取り組む課題:
働きすぎについての文章をもとに、次の問いに答えよ。
1. 筆者が1回目に働きすぎを経験したのは、どんな職にあった頃か。
2. その時期、毎日どのくらいしか眠る時間がなかったか。
3. 「1.」として挙げられている筆者の助言の見出しは何か。

与えられた文章:
働きすぎているあなたへ伝えたい3つのこと

僕はこれまで2回、人生で『働き過ぎる』状態を経験した。1回目は百貨店の催企画担当課長だった頃。もう1回は、起業してやっととっかかりをみつけてからの2年間ぐらいだ。

僕はこれまで2回、人生で『働き過ぎる』状態を経験した。

1回目は百貨店の催企画担当課長だった頃。

もう1回は、起業してやっととっかかりをみつけてからの2年間ぐらいだ。

毎日、3、4時間ぐらいしか眠る時間がない。

休みもなく、あっても、1か月に2回程度。

とにかく時間が足らず、電車のなかでラップトップを拡げることもあった。

なぜ、あれほど狂ったように働いたかというと、

できる人間だと思われたかったからだ。

ライバルに負けたくなかったからだ。

いい人間だと思われたかったからだ。

会社の大きな部分の売上を担っており、その責任が重くのしかかっていたからだ。

仲間にちょっとでも喜んで欲しかったからだ。

家族の将来が、僕の稼ぎにかかっていたからだ。

長い間生きていると、どうしても、そうしなければならない時期もあるかもしれない。

実際に、僕もそうだった。

だが、そういう『働き過ぎ』の時間が長くなって、それが常態化してしまうと、自分は強いと思っていても、ココロはどんどんすり減ってしまう。

わくわくするようなことがなくなり、不注意が増えて、理由なく泣けてきたりする。

そして、正真正銘のうつ病になる。

僕は、幸い、うつ病になって病院にいくほどではなかったが、たとえば、会社で一番働いていたころ、病院へ行けば、『軽度のうつ病です』と言われたかもしれないし、実際のところ、仲間の何人かはうつ病になってしまった。

おそらく、いまも多くの人が、自分は大丈夫と思いながら、かつての僕のように、『働きすぎ』ていて『がんばりすぎている』のではないかと思う。

僕は精神科医でも心理学者でもないので、専門的なことはわからないが、もし、いまの僕が、当時の僕にアドバイスできるとしたら、こんなことを伝えたいということを書いてみようと思う。

1.働きすぎている状態をいつまでも続けることができると思わないで

自分だけは大丈夫と思っていても、働き過ぎは確実に精神を病む。病まないまでも、創造性を奪って仕事の質を落とし、やがてはあなたの仕事の質とアウトプットをさげてしまう。

提供資料:
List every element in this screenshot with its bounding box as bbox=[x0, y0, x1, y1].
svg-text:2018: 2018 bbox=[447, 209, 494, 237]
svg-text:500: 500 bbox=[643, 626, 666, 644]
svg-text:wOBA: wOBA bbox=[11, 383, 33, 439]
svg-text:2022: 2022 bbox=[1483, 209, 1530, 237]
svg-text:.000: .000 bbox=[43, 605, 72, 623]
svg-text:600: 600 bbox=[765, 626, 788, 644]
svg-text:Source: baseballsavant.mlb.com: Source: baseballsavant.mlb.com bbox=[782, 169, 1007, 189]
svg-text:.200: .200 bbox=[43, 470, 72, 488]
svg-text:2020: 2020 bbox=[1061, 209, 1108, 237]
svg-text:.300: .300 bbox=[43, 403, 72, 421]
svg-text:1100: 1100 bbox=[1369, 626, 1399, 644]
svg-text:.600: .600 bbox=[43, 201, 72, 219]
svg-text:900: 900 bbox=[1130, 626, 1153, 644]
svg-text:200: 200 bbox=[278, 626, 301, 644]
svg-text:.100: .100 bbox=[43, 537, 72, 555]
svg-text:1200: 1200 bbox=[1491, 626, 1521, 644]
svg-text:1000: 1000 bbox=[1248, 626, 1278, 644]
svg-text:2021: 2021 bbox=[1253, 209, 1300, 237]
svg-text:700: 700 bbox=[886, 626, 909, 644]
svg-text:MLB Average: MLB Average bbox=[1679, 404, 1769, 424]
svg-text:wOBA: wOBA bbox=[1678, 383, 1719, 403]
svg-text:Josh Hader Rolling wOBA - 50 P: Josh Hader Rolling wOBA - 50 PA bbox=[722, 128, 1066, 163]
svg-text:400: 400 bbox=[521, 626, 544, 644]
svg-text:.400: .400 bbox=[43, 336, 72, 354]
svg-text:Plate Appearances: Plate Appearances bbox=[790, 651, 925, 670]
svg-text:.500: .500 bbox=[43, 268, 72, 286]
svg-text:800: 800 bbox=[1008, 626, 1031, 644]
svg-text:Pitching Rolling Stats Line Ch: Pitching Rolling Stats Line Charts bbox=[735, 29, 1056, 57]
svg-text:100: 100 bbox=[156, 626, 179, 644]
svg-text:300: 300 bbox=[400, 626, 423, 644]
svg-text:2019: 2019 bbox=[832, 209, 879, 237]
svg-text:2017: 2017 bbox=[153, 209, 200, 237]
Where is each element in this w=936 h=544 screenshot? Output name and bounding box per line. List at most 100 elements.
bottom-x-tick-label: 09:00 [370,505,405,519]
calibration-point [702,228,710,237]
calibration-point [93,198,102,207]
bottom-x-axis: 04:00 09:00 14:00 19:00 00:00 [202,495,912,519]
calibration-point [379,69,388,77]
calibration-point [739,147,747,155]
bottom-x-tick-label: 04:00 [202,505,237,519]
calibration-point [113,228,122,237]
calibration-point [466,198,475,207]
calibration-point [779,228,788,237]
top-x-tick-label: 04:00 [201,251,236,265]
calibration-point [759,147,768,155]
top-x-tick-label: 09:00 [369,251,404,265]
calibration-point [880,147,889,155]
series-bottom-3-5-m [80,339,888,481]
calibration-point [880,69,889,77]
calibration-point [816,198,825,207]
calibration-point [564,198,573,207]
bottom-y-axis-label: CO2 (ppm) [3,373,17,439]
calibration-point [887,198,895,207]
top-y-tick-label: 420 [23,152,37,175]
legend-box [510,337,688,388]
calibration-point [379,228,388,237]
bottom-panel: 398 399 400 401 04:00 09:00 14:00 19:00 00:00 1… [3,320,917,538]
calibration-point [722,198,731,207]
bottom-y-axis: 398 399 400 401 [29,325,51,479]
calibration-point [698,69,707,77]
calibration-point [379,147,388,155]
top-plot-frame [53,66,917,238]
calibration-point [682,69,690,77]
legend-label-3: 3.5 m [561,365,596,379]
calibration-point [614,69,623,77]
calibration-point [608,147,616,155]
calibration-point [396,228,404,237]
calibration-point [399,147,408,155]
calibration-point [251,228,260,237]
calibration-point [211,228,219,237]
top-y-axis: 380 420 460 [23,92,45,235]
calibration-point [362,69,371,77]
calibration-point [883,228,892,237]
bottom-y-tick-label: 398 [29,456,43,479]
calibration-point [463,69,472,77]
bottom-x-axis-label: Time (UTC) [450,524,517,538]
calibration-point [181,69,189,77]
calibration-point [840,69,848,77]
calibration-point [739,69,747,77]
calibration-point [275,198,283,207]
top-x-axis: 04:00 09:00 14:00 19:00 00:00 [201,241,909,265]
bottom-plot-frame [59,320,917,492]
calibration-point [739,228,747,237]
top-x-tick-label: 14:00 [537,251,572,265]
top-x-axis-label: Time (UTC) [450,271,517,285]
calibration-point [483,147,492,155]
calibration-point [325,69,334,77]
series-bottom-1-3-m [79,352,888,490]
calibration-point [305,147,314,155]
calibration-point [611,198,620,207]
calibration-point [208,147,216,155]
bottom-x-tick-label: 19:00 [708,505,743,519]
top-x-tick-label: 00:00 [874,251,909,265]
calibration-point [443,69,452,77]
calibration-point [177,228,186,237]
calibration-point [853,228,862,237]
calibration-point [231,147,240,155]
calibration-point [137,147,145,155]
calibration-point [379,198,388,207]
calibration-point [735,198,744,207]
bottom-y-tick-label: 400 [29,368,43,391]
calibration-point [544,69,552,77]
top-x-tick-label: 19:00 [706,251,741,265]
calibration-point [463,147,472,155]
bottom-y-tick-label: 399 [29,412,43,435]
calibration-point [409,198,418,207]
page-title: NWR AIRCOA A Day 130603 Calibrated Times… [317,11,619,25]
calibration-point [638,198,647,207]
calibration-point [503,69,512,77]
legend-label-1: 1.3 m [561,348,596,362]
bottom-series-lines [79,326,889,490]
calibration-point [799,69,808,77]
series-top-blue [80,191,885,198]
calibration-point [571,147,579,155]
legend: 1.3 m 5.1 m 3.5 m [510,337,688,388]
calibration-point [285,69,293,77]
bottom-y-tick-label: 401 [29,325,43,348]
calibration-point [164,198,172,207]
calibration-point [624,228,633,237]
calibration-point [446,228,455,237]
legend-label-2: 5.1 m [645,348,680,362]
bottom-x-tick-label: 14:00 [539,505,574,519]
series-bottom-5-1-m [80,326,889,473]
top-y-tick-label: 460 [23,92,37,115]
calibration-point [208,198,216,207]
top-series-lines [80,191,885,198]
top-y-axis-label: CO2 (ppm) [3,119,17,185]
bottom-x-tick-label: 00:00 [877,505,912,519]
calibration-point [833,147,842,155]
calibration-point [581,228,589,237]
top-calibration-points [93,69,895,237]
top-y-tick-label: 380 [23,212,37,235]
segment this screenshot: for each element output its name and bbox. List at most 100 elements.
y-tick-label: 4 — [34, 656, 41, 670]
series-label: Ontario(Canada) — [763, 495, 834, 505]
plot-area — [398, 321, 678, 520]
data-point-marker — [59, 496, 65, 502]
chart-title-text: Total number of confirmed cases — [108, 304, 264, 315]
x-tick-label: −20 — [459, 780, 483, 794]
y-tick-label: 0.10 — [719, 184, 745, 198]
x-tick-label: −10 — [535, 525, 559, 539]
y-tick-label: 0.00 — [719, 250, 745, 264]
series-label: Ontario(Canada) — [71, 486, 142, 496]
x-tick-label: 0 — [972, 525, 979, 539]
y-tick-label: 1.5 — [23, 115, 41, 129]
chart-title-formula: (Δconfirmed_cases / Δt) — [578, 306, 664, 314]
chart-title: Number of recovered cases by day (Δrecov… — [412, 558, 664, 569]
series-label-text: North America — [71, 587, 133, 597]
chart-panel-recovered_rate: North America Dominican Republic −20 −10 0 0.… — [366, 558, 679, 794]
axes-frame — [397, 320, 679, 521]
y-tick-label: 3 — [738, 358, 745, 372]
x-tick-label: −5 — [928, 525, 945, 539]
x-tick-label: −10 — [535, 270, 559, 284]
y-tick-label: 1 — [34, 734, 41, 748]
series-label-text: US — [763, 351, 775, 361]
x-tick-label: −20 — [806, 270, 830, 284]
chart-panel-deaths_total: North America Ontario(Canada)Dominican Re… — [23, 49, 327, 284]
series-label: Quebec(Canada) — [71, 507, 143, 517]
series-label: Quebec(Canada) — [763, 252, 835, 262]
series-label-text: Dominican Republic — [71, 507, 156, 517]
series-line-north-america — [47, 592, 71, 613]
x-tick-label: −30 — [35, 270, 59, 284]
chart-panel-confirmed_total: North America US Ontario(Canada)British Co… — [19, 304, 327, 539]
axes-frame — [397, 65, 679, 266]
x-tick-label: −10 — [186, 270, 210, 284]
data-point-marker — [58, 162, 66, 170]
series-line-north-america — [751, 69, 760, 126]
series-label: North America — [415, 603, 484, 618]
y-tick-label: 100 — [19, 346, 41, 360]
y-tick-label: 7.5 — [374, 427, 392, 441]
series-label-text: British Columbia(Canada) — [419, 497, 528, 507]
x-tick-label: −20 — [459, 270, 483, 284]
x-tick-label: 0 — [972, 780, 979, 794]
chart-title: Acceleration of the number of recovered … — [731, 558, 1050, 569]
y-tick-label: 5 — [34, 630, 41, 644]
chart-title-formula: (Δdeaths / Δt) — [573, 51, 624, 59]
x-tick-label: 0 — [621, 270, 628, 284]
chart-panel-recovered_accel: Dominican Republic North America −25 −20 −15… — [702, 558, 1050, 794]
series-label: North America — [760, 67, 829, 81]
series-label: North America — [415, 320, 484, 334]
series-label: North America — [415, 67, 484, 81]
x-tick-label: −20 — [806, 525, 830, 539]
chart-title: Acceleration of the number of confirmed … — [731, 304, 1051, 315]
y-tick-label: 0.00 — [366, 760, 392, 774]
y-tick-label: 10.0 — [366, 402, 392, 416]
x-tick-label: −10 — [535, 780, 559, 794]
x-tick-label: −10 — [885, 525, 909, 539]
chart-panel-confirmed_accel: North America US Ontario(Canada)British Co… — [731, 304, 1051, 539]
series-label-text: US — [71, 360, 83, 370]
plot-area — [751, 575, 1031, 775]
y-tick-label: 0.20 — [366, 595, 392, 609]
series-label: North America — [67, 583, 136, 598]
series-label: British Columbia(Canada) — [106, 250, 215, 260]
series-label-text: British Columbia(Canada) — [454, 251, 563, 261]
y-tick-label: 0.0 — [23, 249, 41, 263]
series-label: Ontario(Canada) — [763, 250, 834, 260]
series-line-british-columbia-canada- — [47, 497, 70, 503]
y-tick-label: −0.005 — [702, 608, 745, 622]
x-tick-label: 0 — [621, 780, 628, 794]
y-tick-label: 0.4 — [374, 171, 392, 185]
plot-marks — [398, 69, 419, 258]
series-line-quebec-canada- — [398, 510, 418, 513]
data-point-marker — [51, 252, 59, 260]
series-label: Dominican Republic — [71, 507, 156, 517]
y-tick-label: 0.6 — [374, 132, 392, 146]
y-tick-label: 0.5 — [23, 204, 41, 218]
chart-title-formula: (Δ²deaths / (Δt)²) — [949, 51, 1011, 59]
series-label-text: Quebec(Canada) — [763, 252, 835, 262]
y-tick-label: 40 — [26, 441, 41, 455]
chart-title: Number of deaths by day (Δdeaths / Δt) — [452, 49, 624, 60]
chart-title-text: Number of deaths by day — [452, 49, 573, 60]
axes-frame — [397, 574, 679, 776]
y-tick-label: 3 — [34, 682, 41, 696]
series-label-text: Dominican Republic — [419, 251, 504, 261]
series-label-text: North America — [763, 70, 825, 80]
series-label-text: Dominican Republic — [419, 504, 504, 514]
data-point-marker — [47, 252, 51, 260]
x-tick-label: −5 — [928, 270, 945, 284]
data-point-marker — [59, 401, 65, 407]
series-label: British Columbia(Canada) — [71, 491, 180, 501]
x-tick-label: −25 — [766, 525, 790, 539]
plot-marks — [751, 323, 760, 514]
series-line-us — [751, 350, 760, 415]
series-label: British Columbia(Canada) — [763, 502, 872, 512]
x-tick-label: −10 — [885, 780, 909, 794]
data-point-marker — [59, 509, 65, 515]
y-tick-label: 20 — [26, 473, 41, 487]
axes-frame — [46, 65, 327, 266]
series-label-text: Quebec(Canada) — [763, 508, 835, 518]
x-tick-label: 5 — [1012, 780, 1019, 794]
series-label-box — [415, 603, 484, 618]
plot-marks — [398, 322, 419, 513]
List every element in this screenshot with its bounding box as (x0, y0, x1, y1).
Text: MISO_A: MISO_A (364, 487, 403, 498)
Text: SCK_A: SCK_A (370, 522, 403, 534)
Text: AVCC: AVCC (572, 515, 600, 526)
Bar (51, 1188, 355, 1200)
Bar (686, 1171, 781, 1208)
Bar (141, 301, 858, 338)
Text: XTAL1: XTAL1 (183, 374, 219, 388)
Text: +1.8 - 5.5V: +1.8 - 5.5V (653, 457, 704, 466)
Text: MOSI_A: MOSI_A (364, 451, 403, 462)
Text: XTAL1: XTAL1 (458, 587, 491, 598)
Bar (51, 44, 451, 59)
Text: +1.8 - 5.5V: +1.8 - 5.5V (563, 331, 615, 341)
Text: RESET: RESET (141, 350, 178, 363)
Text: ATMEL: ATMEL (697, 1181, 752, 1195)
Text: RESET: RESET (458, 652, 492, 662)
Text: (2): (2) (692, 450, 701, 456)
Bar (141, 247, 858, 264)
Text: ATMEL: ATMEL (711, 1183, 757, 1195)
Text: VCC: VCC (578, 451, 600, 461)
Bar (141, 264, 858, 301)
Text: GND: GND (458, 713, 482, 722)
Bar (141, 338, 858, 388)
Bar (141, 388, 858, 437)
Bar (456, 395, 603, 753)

課題の解答:
1. 百貨店の催企画担当課長
2. 3、4時間ぐらい
3. 働きすぎている状態をいつまでも続けることができると思わないで